* **Stated problem**
Render every entry exactly as it appears.

* **Dataset records**
>>
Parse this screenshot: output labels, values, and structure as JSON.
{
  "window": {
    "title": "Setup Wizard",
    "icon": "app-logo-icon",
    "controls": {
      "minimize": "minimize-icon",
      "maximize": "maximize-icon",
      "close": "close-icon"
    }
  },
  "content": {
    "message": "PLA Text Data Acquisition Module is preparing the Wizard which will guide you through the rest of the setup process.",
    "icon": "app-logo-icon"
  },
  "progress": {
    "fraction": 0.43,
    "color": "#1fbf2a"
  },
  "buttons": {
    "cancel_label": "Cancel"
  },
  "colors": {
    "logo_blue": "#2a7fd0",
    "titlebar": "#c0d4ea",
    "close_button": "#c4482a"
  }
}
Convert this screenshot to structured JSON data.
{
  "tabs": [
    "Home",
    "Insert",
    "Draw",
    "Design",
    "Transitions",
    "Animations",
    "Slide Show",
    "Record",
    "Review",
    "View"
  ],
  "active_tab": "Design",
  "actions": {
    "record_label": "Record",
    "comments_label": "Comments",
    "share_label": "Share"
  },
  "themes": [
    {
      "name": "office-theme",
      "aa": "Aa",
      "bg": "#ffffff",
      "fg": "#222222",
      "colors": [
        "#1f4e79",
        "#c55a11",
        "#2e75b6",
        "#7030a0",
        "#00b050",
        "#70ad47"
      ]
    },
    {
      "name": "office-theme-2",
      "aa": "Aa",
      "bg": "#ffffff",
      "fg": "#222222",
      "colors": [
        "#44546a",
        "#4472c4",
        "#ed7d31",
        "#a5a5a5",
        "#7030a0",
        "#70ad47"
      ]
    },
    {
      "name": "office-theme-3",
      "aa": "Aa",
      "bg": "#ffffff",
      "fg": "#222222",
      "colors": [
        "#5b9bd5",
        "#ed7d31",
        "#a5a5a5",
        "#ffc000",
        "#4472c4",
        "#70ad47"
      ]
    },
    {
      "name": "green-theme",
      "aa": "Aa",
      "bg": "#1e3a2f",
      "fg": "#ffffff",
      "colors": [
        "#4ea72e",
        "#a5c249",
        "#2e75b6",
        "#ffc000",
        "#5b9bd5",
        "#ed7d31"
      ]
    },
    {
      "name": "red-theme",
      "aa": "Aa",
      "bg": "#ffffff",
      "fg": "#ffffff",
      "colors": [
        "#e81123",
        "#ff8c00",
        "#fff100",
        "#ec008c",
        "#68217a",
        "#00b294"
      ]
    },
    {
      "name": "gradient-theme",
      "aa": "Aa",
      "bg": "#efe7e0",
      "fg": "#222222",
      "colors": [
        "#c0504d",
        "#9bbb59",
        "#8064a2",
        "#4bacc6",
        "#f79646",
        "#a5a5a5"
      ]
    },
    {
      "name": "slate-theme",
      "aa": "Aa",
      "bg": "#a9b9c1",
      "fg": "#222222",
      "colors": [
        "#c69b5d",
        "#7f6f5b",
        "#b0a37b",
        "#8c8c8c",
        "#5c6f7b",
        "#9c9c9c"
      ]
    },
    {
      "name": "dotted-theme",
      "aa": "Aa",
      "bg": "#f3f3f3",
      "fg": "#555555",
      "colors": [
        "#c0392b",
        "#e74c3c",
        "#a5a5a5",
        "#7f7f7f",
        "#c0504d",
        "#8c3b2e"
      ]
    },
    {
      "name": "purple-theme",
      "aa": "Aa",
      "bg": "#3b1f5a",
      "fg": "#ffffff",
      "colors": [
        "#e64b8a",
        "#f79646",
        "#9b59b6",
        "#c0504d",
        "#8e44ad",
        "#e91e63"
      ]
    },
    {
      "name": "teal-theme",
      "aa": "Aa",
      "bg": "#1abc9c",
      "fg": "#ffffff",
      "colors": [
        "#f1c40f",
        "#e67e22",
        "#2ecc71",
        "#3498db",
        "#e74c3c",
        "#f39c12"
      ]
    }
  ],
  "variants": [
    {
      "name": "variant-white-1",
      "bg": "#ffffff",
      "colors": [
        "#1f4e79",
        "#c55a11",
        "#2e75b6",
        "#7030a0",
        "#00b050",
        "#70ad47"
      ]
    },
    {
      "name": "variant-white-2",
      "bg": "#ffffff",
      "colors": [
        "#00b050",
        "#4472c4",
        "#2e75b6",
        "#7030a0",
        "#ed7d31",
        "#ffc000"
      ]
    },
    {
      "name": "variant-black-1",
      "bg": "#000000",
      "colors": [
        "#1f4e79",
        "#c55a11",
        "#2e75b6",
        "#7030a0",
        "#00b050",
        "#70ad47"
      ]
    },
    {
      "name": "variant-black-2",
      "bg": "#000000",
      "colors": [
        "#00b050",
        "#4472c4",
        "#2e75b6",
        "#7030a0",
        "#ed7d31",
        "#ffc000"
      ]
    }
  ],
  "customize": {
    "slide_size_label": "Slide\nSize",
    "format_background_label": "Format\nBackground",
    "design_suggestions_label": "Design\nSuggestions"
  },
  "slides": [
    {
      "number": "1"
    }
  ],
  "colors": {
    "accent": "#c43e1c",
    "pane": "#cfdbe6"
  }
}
<<
* **Task response**
Parse this screenshot: output labels, values, and structure as JSON.
{
  "window": {
    "title": "Setup Wizard",
    "icon": "app-logo-icon",
    "controls": {
      "minimize": "minimize-icon",
      "maximize": "maximize-icon",
      "close": "close-icon"
    }
  },
  "content": {
    "message": "PLA Text Data Acquisition Module is preparing the Wizard which will guide you through the rest of the setup process.",
    "icon": "app-logo-icon"
  },
  "progress": {
    "fraction": 0.43,
    "color": "#1fbf2a"
  },
  "buttons": {
    "cancel_label": "Cancel"
  },
  "colors": {
    "logo_blue": "#2a7fd0",
    "titlebar": "#c0d4ea",
    "close_button": "#c4482a"
  }
}
Convert this screenshot to structured JSON data.
{
  "tabs": [
    "Home",
    "Insert",
    "Draw",
    "Design",
    "Transitions",
    "Animations",
    "Slide Show",
    "Record",
    "Review",
    "View"
  ],
  "active_tab": "Design",
  "actions": {
    "record_label": "Record",
    "comments_label": "Comments",
    "share_label": "Share"
  },
  "themes": [
    {
      "name": "office-theme",
      "aa": "Aa",
      "bg": "#ffffff",
      "fg": "#222222",
      "colors": [
        "#1f4e79",
        "#c55a11",
        "#2e75b6",
        "#7030a0",
        "#00b050",
        "#70ad47"
      ]
    },
    {
      "name": "office-theme-2",
      "aa": "Aa",
      "bg": "#ffffff",
      "fg": "#222222",
      "colors": [
        "#44546a",
        "#4472c4",
        "#ed7d31",
        "#a5a5a5",
        "#7030a0",
        "#70ad47"
      ]
    },
    {
      "name": "office-theme-3",
      "aa": "Aa",
      "bg": "#ffffff",
      "fg": "#222222",
      "colors": [
        "#5b9bd5",
        "#ed7d31",
        "#a5a5a5",
        "#ffc000",
        "#4472c4",
        "#70ad47"
      ]
    },
    {
      "name": "green-theme",
      "aa": "Aa",
      "bg": "#1e3a2f",
      "fg": "#ffffff",
      "colors": [
        "#4ea72e",
        "#a5c249",
        "#2e75b6",
        "#ffc000",
        "#5b9bd5",
        "#ed7d31"
      ]
    },
    {
      "name": "red-theme",
      "aa": "Aa",
      "bg": "#ffffff",
      "fg": "#ffffff",
      "colors": [
        "#e81123",
        "#ff8c00",
        "#fff100",
        "#ec008c",
        "#68217a",
        "#00b294"
      ]
    },
    {
      "name": "gradient-theme",
      "aa": "Aa",
      "bg": "#efe7e0",
      "fg": "#222222",
      "colors": [
        "#c0504d",
        "#9bbb59",
        "#8064a2",
        "#4bacc6",
        "#f79646",
        "#a5a5a5"
      ]
    },
    {
      "name": "slate-theme",
      "aa": "Aa",
      "bg": "#a9b9c1",
      "fg": "#222222",
      "colors": [
        "#c69b5d",
        "#7f6f5b",
        "#b0a37b",
        "#8c8c8c",
        "#5c6f7b",
        "#9c9c9c"
      ]
    },
    {
      "name": "dotted-theme",
      "aa": "Aa",
      "bg": "#f3f3f3",
      "fg": "#555555",
      "colors": [
        "#c0392b",
        "#e74c3c",
        "#a5a5a5",
        "#7f7f7f",
        "#c0504d",
        "#8c3b2e"
      ]
    },
    {
      "name": "purple-theme",
      "aa": "Aa",
      "bg": "#3b1f5a",
      "fg": "#ffffff",
      "colors": [
        "#e64b8a",
        "#f79646",
        "#9b59b6",
        "#c0504d",
        "#8e44ad",
        "#e91e63"
      ]
    },
    {
      "name": "teal-theme",
      "aa": "Aa",
      "bg": "#1abc9c",
      "fg": "#ffffff",
      "colors": [
        "#f1c40f",
        "#e67e22",
        "#2ecc71",
        "#3498db",
        "#e74c3c",
        "#f39c12"
      ]
    }
  ],
  "variants": [
    {
      "name": "variant-white-1",
      "bg": "#ffffff",
      "colors": [
        "#1f4e79",
        "#c55a11",
        "#2e75b6",
        "#7030a0",
        "#00b050",
        "#70ad47"
      ]
    },
    {
      "name": "variant-white-2",
      "bg": "#ffffff",
      "colors": [
        "#00b050",
        "#4472c4",
        "#2e75b6",
        "#7030a0",
        "#ed7d31",
        "#ffc000"
      ]
    },
    {
      "name": "variant-black-1",
      "bg": "#000000",
      "colors": [
        "#1f4e79",
        "#c55a11",
        "#2e75b6",
        "#7030a0",
        "#00b050",
        "#70ad47"
      ]
    },
    {
      "name": "variant-black-2",
      "bg": "#000000",
      "colors": [
        "#00b050",
        "#4472c4",
        "#2e75b6",
        "#7030a0",
        "#ed7d31",
        "#ffc000"
      ]
    }
  ],
  "customize": {
    "slide_size_label": "Slide\nSize",
    "format_background_label": "Format\nBackground",
    "design_suggestions_label": "Design\nSuggestions"
  },
  "slides": [
    {
      "number": "1"
    }
  ],
  "colors": {
    "accent": "#c43e1c",
    "pane": "#cfdbe6"
  }
}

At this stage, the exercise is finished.